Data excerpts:

==*==

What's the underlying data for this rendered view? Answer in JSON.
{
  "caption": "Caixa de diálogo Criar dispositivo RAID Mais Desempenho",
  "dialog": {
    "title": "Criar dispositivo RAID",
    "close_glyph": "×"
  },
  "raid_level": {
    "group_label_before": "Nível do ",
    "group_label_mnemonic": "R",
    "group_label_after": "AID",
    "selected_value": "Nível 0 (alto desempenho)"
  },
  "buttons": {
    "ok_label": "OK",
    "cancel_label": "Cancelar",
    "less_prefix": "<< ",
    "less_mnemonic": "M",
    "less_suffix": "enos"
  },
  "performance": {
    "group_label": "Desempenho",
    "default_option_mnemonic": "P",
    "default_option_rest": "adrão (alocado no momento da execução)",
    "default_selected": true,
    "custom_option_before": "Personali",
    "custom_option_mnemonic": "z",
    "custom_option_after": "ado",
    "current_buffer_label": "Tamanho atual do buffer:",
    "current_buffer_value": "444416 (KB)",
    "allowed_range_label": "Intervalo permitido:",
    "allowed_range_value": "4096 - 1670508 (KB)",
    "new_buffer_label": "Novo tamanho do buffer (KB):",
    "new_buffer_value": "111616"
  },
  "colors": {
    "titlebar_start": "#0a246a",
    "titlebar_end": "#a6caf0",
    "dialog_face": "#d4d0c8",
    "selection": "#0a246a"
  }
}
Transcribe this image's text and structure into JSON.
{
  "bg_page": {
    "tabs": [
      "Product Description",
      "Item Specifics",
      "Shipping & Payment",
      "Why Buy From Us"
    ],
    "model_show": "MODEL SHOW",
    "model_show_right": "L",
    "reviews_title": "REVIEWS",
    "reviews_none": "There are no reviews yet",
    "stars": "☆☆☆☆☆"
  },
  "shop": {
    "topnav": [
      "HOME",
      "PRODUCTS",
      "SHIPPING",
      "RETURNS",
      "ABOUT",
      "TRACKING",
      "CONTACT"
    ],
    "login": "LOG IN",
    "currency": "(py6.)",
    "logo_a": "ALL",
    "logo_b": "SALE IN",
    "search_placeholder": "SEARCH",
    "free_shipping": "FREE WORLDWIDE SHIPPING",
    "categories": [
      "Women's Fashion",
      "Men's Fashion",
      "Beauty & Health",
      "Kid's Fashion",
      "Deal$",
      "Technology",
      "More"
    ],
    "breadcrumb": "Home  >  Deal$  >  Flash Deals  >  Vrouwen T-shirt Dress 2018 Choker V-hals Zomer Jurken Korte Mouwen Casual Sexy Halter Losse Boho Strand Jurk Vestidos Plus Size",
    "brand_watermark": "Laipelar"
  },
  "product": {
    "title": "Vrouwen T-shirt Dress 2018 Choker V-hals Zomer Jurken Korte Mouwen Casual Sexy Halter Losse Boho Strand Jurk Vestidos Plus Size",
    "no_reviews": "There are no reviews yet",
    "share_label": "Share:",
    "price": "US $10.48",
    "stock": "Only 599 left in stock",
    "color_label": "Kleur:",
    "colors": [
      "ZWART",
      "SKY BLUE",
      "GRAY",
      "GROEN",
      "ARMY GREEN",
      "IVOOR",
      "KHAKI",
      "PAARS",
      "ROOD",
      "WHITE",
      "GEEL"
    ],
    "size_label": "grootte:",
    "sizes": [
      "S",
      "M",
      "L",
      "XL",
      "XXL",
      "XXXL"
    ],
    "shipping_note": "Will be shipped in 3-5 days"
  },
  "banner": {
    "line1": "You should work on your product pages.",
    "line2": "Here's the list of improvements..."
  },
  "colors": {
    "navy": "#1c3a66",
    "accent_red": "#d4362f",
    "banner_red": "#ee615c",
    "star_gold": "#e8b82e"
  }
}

==*==

EXERCISE: Transcribe every entry verbatim.

REPLY TO THE TASK:
What's the underlying data for this rendered view? Answer in JSON.
{
  "caption": "Caixa de diálogo Criar dispositivo RAID Mais Desempenho",
  "dialog": {
    "title": "Criar dispositivo RAID",
    "close_glyph": "×"
  },
  "raid_level": {
    "group_label_before": "Nível do ",
    "group_label_mnemonic": "R",
    "group_label_after": "AID",
    "selected_value": "Nível 0 (alto desempenho)"
  },
  "buttons": {
    "ok_label": "OK",
    "cancel_label": "Cancelar",
    "less_prefix": "<< ",
    "less_mnemonic": "M",
    "less_suffix": "enos"
  },
  "performance": {
    "group_label": "Desempenho",
    "default_option_mnemonic": "P",
    "default_option_rest": "adrão (alocado no momento da execução)",
    "default_selected": true,
    "custom_option_before": "Personali",
    "custom_option_mnemonic": "z",
    "custom_option_after": "ado",
    "current_buffer_label": "Tamanho atual do buffer:",
    "current_buffer_value": "444416 (KB)",
    "allowed_range_label": "Intervalo permitido:",
    "allowed_range_value": "4096 - 1670508 (KB)",
    "new_buffer_label": "Novo tamanho do buffer (KB):",
    "new_buffer_value": "111616"
  },
  "colors": {
    "titlebar_start": "#0a246a",
    "titlebar_end": "#a6caf0",
    "dialog_face": "#d4d0c8",
    "selection": "#0a246a"
  }
}
Transcribe this image's text and structure into JSON.
{
  "bg_page": {
    "tabs": [
      "Product Description",
      "Item Specifics",
      "Shipping & Payment",
      "Why Buy From Us"
    ],
    "model_show": "MODEL SHOW",
    "model_show_right": "L",
    "reviews_title": "REVIEWS",
    "reviews_none": "There are no reviews yet",
    "stars": "☆☆☆☆☆"
  },
  "shop": {
    "topnav": [
      "HOME",
      "PRODUCTS",
      "SHIPPING",
      "RETURNS",
      "ABOUT",
      "TRACKING",
      "CONTACT"
    ],
    "login": "LOG IN",
    "currency": "(py6.)",
    "logo_a": "ALL",
    "logo_b": "SALE IN",
    "search_placeholder": "SEARCH",
    "free_shipping": "FREE WORLDWIDE SHIPPING",
    "categories": [
      "Women's Fashion",
      "Men's Fashion",
      "Beauty & Health",
      "Kid's Fashion",
      "Deal$",
      "Technology",
      "More"
    ],
    "breadcrumb": "Home  >  Deal$  >  Flash Deals  >  Vrouwen T-shirt Dress 2018 Choker V-hals Zomer Jurken Korte Mouwen Casual Sexy Halter Losse Boho Strand Jurk Vestidos Plus Size",
    "brand_watermark": "Laipelar"
  },
  "product": {
    "title": "Vrouwen T-shirt Dress 2018 Choker V-hals Zomer Jurken Korte Mouwen Casual Sexy Halter Losse Boho Strand Jurk Vestidos Plus Size",
    "no_reviews": "There are no reviews yet",
    "share_label": "Share:",
    "price": "US $10.48",
    "stock": "Only 599 left in stock",
    "color_label": "Kleur:",
    "colors": [
      "ZWART",
      "SKY BLUE",
      "GRAY",
      "GROEN",
      "ARMY GREEN",
      "IVOOR",
      "KHAKI",
      "PAARS",
      "ROOD",
      "WHITE",
      "GEEL"
    ],
    "size_label": "grootte:",
    "sizes": [
      "S",
      "M",
      "L",
      "XL",
      "XXL",
      "XXXL"
    ],
    "shipping_note": "Will be shipped in 3-5 days"
  },
  "banner": {
    "line1": "You should work on your product pages.",
    "line2": "Here's the list of improvements..."
  },
  "colors": {
    "navy": "#1c3a66",
    "accent_red": "#d4362f",
    "banner_red": "#ee615c",
    "star_gold": "#e8b82e"
  }
}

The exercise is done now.